* **WHAT IS NEEDED**: Would you copy out the whole listing exactly as given?

* **INPUT FOR THIS TASK**:

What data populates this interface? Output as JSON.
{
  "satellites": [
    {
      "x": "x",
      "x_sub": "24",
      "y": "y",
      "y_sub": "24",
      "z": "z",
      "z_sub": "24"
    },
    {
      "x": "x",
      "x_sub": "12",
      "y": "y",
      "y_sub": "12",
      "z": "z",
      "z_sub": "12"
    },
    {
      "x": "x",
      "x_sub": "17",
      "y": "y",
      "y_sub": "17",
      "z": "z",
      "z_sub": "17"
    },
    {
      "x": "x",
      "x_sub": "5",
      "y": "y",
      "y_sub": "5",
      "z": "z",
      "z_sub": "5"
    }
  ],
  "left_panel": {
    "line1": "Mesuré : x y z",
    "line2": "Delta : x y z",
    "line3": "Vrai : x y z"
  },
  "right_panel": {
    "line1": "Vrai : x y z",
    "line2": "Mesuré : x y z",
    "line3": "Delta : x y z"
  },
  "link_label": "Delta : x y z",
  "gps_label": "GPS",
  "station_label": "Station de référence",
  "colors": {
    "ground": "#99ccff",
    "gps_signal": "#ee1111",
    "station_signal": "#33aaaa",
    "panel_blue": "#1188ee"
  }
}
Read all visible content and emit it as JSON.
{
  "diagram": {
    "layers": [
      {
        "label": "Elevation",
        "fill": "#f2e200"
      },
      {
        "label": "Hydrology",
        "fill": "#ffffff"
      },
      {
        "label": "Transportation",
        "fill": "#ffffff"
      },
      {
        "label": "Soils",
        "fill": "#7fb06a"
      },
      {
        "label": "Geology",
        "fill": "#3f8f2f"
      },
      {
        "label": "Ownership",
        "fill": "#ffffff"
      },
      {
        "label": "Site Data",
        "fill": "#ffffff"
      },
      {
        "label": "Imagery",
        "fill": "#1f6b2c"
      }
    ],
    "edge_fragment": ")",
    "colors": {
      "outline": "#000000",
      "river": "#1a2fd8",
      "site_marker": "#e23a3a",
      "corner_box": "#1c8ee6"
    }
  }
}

* **RESPONSE TO THIS EXERCISE**:
What data populates this interface? Output as JSON.
{
  "satellites": [
    {
      "x": "x",
      "x_sub": "24",
      "y": "y",
      "y_sub": "24",
      "z": "z",
      "z_sub": "24"
    },
    {
      "x": "x",
      "x_sub": "12",
      "y": "y",
      "y_sub": "12",
      "z": "z",
      "z_sub": "12"
    },
    {
      "x": "x",
      "x_sub": "17",
      "y": "y",
      "y_sub": "17",
      "z": "z",
      "z_sub": "17"
    },
    {
      "x": "x",
      "x_sub": "5",
      "y": "y",
      "y_sub": "5",
      "z": "z",
      "z_sub": "5"
    }
  ],
  "left_panel": {
    "line1": "Mesuré : x y z",
    "line2": "Delta : x y z",
    "line3": "Vrai : x y z"
  },
  "right_panel": {
    "line1": "Vrai : x y z",
    "line2": "Mesuré : x y z",
    "line3": "Delta : x y z"
  },
  "link_label": "Delta : x y z",
  "gps_label": "GPS",
  "station_label": "Station de référence",
  "colors": {
    "ground": "#99ccff",
    "gps_signal": "#ee1111",
    "station_signal": "#33aaaa",
    "panel_blue": "#1188ee"
  }
}
Read all visible content and emit it as JSON.
{
  "diagram": {
    "layers": [
      {
        "label": "Elevation",
        "fill": "#f2e200"
      },
      {
        "label": "Hydrology",
        "fill": "#ffffff"
      },
      {
        "label": "Transportation",
        "fill": "#ffffff"
      },
      {
        "label": "Soils",
        "fill": "#7fb06a"
      },
      {
        "label": "Geology",
        "fill": "#3f8f2f"
      },
      {
        "label": "Ownership",
        "fill": "#ffffff"
      },
      {
        "label": "Site Data",
        "fill": "#ffffff"
      },
      {
        "label": "Imagery",
        "fill": "#1f6b2c"
      }
    ],
    "edge_fragment": ")",
    "colors": {
      "outline": "#000000",
      "river": "#1a2fd8",
      "site_marker": "#e23a3a",
      "corner_box": "#1c8ee6"
    }
  }
}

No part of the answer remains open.